— Start Dataset records —
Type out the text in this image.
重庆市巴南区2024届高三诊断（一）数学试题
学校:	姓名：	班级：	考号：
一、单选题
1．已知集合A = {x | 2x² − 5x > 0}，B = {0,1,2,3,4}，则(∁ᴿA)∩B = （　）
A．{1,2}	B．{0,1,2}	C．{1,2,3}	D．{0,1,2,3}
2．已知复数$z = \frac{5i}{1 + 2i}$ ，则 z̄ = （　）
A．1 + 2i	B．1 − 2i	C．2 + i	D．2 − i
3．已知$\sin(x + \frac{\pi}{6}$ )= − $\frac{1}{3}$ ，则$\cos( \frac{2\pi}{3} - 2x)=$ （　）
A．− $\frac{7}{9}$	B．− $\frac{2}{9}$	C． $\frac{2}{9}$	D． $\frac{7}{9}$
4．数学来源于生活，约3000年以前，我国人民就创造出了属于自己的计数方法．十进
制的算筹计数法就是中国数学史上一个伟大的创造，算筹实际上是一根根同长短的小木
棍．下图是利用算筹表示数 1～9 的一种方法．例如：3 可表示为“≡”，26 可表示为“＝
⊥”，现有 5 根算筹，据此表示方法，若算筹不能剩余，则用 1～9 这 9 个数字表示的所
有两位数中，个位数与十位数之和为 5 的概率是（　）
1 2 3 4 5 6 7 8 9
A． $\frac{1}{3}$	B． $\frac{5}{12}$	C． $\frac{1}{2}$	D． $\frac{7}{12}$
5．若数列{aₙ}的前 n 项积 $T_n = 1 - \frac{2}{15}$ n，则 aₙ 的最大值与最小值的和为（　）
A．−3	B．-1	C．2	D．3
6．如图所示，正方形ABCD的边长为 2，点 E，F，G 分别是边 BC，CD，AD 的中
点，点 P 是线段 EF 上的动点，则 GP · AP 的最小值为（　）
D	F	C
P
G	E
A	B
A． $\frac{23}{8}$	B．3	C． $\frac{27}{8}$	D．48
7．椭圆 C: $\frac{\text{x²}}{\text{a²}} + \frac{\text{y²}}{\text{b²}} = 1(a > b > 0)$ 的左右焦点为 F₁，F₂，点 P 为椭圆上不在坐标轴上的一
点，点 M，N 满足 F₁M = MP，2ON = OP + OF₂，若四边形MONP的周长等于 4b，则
— End Dataset records —
Brief
Copy the records above exactly as they appear.

Solution for this task
Type out the text in this image.
重庆市巴南区2024届高三诊断（一）数学试题
学校:	姓名：	班级：	考号：
一、单选题
1．已知集合A = {x | 2x² − 5x > 0}，B = {0,1,2,3,4}，则(∁ᴿA)∩B = （　）
A．{1,2}	B．{0,1,2}	C．{1,2,3}	D．{0,1,2,3}
2．已知复数$z = \frac{5i}{1 + 2i}$ ，则 z̄ = （　）
A．1 + 2i	B．1 − 2i	C．2 + i	D．2 − i
3．已知$\sin(x + \frac{\pi}{6}$ )= − $\frac{1}{3}$ ，则$\cos( \frac{2\pi}{3} - 2x)=$ （　）
A．− $\frac{7}{9}$	B．− $\frac{2}{9}$	C． $\frac{2}{9}$	D． $\frac{7}{9}$
4．数学来源于生活，约3000年以前，我国人民就创造出了属于自己的计数方法．十进
制的算筹计数法就是中国数学史上一个伟大的创造，算筹实际上是一根根同长短的小木
棍．下图是利用算筹表示数 1～9 的一种方法．例如：3 可表示为“≡”，26 可表示为“＝
⊥”，现有 5 根算筹，据此表示方法，若算筹不能剩余，则用 1～9 这 9 个数字表示的所
有两位数中，个位数与十位数之和为 5 的概率是（　）
1 2 3 4 5 6 7 8 9
A． $\frac{1}{3}$	B． $\frac{5}{12}$	C． $\frac{1}{2}$	D． $\frac{7}{12}$
5．若数列{aₙ}的前 n 项积 $T_n = 1 - \frac{2}{15}$ n，则 aₙ 的最大值与最小值的和为（　）
A．−3	B．-1	C．2	D．3
6．如图所示，正方形ABCD的边长为 2，点 E，F，G 分别是边 BC，CD，AD 的中
点，点 P 是线段 EF 上的动点，则 GP · AP 的最小值为（　）
D	F	C
P
G	E
A	B
A． $\frac{23}{8}$	B．3	C． $\frac{27}{8}$	D．48
7．椭圆 C: $\frac{\text{x²}}{\text{a²}} + \frac{\text{y²}}{\text{b²}} = 1(a > b > 0)$ 的左右焦点为 F₁，F₂，点 P 为椭圆上不在坐标轴上的一
点，点 M，N 满足 F₁M = MP，2ON = OP + OF₂，若四边形MONP的周长等于 4b，则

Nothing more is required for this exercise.